### WORK REQUIRED:
Copy out the passage of the public procurement article between "The past month" and "of each one.", inclusive, word for word.

### PAGE EXCERPT:
-=-=-=-=-

The law about “Bases on administrative contracts for supply and provision of services,” number 19.886, describe the general conditions, requirements, and procedures that public services and suppliers must follow to generate dealings to acquire product or services. At the same time, define the Public Procurement Board’s role in this scenario, and the functions that must dispose to achieve this purchases effectively.
The first time I read the law it looked clear to me. I, who had never read a bill before, understood the procedure’s condition and the technical details of each stage. But the first thing that caught my eye was the rule of pushing each public service to detail precisely what they want to buy. Whatever they want, they have to give all the details to enable a great offer and a quantifiable evaluation. That, of course, restrict the system of transactions in a logic focused on products and their characteristics.
From that dynamic, were designed groups of products and services with levels of depth where each institution has to match what they want to buy with what the system offer. This demands, in the requesting areas, a perfect tagging of their bids to enable a precise business opportunity for suppliers. The effort is enormous in both parts because, due to inadequate labeling, some tenders never get offers nor see the public light.
Unfortunately, the reality is different. In many interviews, usability tests, and workshops with public servants, the first thing that appears regarding purchase procedure is the lack of intern clarity about what to buy. Those who request do not know what they want precisely, and then, there’s a stage of “interpretation” from the different areas that build the bid. Eventually, this affects the bid’s content and generate more questions than answers. On the other side, the symptom is the same: suppliers stated that “public institutions don’t describe with precision what they want. Sometimes they don’t even know.”
Then, it won’t be easy to request a solution for a need instead of a product?
From the request to the dialogue.
From the innovation area at ChileCompra, Cristian Carreño had push with Economy Ministery and Laboratorio de Gobierno a project called “Innovative public purchase.” The project seeks to “spread a new logic in the public service’s purchase, focusing on the needs and concerns of each institution.” Based on three principles, three phases guide the institution into a pertinent, transparent, and linked with users purchase. With the consequences of reaching a broader efficiency.
The past month was released the “public consultancy of the directive innovation for public procurement” where National Police, SERNAC (National Service of Consumers), and The Metropolitan Park were part of the test that probes this tool. The directive promotes a set of tools to be used during the purchasing process and helping the management of a better acquisition. Each tool lies in the institution’s legal context, despite the particularity of each one.

-=-=-=-=-

### DATA FOR REVIEW:

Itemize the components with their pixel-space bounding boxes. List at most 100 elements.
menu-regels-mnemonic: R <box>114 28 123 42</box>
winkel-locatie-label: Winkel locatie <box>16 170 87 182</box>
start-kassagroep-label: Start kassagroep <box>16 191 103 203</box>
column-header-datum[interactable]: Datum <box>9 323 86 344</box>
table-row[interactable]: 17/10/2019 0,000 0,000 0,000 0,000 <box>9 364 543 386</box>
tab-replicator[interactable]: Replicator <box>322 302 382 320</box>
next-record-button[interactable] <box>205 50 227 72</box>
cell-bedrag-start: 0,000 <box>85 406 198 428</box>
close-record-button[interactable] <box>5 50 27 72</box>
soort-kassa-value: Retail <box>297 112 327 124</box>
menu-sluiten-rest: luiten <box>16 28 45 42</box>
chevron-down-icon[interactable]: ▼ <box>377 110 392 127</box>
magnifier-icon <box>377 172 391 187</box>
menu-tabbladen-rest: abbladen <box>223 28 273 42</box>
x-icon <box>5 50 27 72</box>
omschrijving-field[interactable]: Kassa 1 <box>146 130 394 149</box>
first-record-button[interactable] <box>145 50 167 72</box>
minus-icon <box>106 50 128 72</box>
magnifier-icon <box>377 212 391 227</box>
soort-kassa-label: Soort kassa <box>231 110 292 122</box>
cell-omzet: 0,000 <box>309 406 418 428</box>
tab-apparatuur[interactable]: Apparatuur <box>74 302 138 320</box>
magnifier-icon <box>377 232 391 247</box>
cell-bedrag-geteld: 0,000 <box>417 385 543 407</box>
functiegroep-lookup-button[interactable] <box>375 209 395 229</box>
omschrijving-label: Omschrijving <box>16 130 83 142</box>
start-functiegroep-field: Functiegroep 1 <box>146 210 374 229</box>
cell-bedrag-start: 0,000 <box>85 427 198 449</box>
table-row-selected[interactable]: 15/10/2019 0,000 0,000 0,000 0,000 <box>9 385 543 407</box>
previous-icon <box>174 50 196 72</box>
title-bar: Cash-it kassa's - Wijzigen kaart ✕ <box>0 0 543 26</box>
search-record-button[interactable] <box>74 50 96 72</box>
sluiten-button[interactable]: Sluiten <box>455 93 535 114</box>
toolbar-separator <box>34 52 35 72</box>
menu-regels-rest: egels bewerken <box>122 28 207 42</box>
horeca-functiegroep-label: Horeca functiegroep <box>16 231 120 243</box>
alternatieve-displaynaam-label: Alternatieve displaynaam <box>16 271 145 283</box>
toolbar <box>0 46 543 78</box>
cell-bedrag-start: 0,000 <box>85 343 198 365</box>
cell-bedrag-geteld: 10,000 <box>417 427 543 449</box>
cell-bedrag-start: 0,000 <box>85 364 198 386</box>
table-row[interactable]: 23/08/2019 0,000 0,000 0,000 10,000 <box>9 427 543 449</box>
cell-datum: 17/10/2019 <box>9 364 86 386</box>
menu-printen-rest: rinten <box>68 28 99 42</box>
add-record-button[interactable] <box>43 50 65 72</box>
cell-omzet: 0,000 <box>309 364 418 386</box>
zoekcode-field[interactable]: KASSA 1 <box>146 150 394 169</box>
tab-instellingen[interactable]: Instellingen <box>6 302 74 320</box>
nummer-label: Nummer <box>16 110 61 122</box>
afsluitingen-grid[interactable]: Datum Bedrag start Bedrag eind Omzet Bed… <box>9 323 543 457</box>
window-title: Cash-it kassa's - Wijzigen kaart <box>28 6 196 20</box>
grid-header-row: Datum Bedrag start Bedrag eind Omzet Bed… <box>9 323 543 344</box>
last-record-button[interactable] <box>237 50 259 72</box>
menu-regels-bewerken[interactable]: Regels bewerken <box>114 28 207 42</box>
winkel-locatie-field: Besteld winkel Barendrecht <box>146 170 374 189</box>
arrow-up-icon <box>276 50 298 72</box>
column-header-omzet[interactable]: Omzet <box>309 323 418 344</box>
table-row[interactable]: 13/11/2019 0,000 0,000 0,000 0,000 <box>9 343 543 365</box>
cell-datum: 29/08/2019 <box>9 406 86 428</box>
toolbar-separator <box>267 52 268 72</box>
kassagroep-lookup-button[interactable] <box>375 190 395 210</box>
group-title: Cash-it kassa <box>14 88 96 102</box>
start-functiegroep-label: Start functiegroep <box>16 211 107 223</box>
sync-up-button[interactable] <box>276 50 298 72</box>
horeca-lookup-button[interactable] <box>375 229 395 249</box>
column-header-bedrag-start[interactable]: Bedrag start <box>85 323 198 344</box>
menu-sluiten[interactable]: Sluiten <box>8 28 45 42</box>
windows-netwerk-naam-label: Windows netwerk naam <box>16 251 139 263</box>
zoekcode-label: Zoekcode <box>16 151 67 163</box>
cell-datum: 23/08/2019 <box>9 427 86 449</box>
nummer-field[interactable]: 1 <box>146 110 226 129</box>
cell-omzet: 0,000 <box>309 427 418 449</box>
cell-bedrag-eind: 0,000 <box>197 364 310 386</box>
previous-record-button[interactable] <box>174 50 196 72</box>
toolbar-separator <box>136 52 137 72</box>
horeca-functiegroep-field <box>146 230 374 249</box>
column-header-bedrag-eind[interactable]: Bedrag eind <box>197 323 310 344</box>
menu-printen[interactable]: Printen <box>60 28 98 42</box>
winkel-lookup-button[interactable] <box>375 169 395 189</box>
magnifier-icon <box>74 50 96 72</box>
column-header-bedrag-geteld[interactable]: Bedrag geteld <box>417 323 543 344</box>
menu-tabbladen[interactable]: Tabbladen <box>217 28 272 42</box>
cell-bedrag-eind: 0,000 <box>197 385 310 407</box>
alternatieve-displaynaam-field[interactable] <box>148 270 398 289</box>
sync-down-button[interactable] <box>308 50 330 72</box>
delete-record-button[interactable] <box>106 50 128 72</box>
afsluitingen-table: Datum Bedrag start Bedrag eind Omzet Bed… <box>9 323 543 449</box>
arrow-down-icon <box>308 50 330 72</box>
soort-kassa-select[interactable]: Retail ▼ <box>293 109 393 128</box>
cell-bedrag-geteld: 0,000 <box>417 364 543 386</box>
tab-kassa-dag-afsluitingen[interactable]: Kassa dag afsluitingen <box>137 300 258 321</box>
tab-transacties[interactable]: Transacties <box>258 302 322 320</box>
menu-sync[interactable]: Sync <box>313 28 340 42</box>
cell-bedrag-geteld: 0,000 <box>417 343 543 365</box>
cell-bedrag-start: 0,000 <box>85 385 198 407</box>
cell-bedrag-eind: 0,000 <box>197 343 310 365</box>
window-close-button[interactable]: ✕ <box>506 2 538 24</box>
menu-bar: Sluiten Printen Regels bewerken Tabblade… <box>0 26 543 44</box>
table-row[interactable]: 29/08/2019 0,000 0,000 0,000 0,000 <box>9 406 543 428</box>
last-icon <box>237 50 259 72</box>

-=-=-=-=-

### YOUR SOLUTION:
The past month was released the “public consultancy of the directive innovation for public procurement” where National Police, SERNAC (National Service of Consumers), and The Metropolitan Park were part of the test that probes this tool. The directive promotes a set of tools to be used during the purchasing process and helping the management of a better acquisition. Each tool lies in the institution’s legal context, despite the particularity of each one.